= Objective =
Count every line where "Социальная" shows up, and give that number only.

= Records for this exercise =

+++

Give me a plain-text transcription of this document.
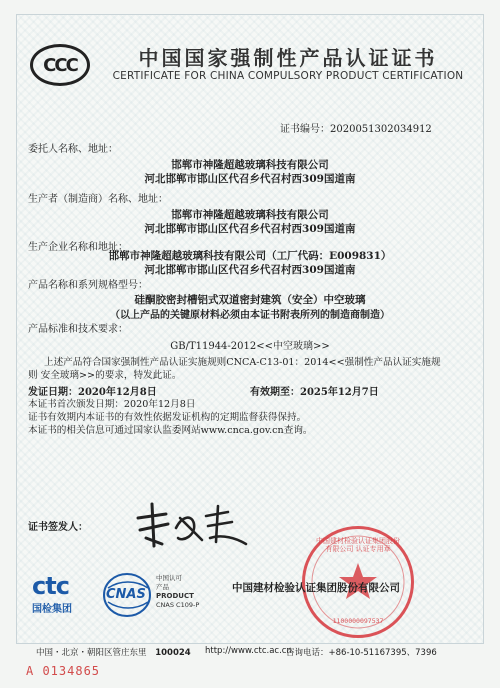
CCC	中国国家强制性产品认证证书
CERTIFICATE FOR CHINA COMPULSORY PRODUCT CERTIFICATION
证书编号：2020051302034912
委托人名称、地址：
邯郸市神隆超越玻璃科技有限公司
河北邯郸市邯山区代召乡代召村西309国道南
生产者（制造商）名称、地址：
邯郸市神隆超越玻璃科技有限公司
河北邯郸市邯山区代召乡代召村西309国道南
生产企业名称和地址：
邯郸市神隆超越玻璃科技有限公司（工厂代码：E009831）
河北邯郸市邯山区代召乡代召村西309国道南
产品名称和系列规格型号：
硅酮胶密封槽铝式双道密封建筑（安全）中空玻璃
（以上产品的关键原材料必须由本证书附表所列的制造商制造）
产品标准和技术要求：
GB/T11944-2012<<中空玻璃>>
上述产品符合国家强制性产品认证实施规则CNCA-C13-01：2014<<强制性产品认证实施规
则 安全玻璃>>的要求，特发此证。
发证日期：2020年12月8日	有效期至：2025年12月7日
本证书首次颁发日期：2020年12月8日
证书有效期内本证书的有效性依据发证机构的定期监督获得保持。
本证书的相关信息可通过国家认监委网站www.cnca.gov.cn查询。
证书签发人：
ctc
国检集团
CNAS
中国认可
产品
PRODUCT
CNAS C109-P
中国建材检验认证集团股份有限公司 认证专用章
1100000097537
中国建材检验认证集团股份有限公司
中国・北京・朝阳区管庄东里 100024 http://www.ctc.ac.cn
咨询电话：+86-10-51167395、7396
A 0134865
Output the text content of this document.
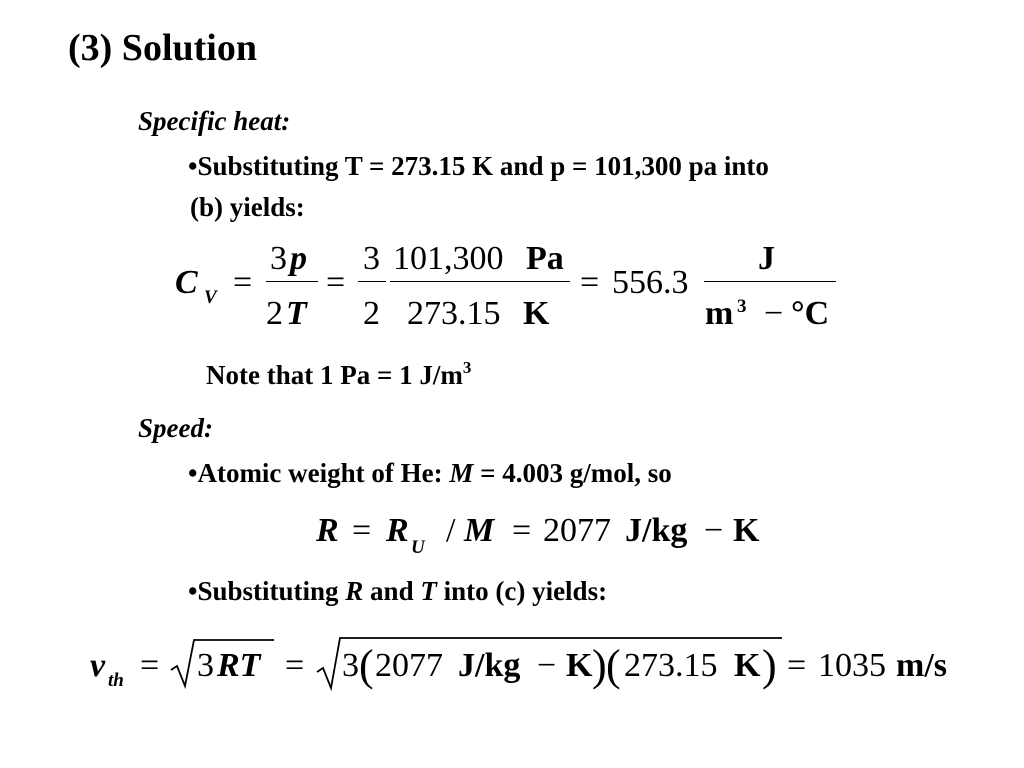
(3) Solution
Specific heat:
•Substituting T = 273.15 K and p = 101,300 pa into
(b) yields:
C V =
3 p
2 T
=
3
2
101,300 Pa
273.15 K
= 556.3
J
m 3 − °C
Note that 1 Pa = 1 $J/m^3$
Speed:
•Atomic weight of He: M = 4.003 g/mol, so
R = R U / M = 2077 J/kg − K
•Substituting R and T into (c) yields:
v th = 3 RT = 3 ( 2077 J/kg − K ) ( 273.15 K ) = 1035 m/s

+++

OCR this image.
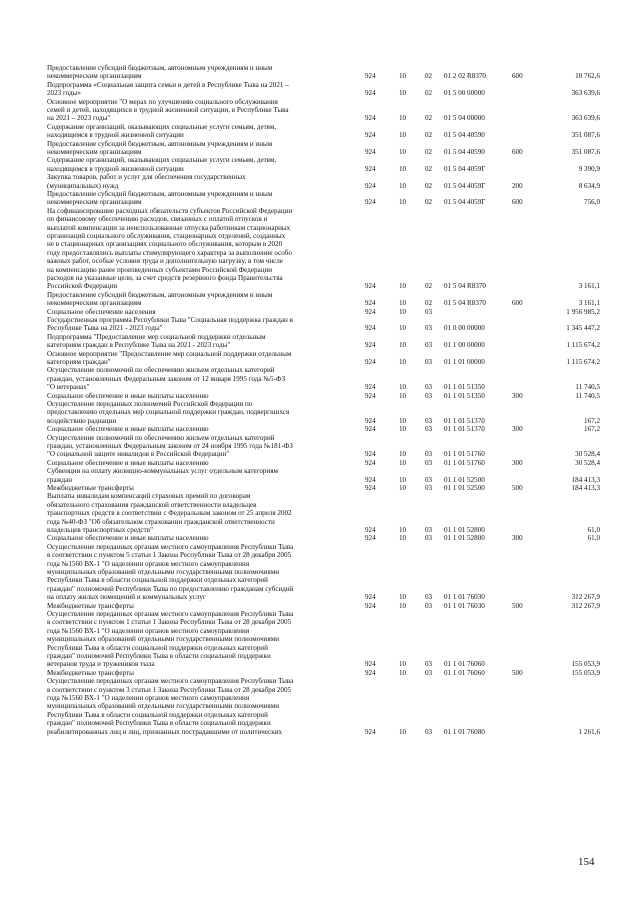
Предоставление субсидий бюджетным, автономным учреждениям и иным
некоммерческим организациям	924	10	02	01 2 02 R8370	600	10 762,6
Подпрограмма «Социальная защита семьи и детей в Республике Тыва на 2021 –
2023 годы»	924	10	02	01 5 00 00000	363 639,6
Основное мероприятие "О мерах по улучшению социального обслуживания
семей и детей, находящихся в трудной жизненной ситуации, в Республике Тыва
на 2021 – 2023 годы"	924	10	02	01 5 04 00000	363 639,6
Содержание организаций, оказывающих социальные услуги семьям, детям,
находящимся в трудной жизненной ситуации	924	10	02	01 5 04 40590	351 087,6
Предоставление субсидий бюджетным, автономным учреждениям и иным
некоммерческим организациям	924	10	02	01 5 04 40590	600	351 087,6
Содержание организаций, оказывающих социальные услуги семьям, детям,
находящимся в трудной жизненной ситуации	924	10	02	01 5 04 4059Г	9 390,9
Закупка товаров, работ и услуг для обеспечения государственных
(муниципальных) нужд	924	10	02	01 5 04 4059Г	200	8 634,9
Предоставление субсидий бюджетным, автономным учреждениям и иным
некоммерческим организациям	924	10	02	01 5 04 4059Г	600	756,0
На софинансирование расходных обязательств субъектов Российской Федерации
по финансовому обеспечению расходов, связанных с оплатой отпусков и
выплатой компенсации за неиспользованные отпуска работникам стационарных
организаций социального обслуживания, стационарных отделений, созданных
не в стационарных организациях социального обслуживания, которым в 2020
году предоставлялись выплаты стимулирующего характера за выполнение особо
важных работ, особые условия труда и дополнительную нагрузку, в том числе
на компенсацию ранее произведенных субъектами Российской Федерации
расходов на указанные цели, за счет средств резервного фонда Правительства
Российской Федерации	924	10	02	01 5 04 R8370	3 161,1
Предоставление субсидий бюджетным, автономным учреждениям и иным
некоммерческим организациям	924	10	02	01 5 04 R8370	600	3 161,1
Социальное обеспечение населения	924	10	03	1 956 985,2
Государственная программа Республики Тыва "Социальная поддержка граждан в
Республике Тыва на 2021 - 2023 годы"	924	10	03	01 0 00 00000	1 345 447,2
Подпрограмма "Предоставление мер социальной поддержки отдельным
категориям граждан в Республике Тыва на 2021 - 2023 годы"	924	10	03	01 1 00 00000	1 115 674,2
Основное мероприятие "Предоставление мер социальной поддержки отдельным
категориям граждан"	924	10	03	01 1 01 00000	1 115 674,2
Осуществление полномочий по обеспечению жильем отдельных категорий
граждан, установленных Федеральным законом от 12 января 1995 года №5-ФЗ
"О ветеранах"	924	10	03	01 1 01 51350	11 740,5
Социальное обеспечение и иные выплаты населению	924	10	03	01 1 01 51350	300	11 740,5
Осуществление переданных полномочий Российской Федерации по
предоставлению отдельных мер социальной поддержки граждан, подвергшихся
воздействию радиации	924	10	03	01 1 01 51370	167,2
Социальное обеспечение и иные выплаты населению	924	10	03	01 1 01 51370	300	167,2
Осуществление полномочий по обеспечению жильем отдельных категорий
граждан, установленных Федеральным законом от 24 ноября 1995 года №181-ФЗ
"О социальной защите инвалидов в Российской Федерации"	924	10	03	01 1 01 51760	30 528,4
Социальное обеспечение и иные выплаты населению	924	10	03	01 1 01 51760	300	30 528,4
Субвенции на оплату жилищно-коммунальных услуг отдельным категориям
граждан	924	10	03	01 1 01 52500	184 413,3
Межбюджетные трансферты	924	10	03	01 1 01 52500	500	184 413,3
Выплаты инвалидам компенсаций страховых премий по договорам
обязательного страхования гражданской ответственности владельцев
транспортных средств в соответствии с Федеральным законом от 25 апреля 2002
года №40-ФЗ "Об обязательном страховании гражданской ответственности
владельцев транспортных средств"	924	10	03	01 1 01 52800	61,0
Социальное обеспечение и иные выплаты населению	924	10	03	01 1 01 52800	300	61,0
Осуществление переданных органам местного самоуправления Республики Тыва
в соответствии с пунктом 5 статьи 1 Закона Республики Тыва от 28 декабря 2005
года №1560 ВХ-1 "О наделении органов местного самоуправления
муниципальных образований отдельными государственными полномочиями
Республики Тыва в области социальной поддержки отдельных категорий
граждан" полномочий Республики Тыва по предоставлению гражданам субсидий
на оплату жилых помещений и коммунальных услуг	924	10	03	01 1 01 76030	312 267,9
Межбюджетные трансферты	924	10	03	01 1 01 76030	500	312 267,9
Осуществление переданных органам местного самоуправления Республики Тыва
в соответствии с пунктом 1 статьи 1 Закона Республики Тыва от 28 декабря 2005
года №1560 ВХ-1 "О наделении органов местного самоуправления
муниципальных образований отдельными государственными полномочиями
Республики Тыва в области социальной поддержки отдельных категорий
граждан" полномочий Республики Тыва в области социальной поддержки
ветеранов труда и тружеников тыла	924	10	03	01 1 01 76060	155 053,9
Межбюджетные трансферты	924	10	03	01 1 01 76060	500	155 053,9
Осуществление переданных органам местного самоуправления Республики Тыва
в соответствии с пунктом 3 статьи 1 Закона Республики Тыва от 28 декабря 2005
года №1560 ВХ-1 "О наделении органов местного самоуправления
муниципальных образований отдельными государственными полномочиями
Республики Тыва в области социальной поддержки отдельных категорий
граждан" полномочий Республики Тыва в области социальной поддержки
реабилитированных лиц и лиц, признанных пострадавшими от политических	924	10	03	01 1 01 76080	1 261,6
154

+++

= Solution below =
2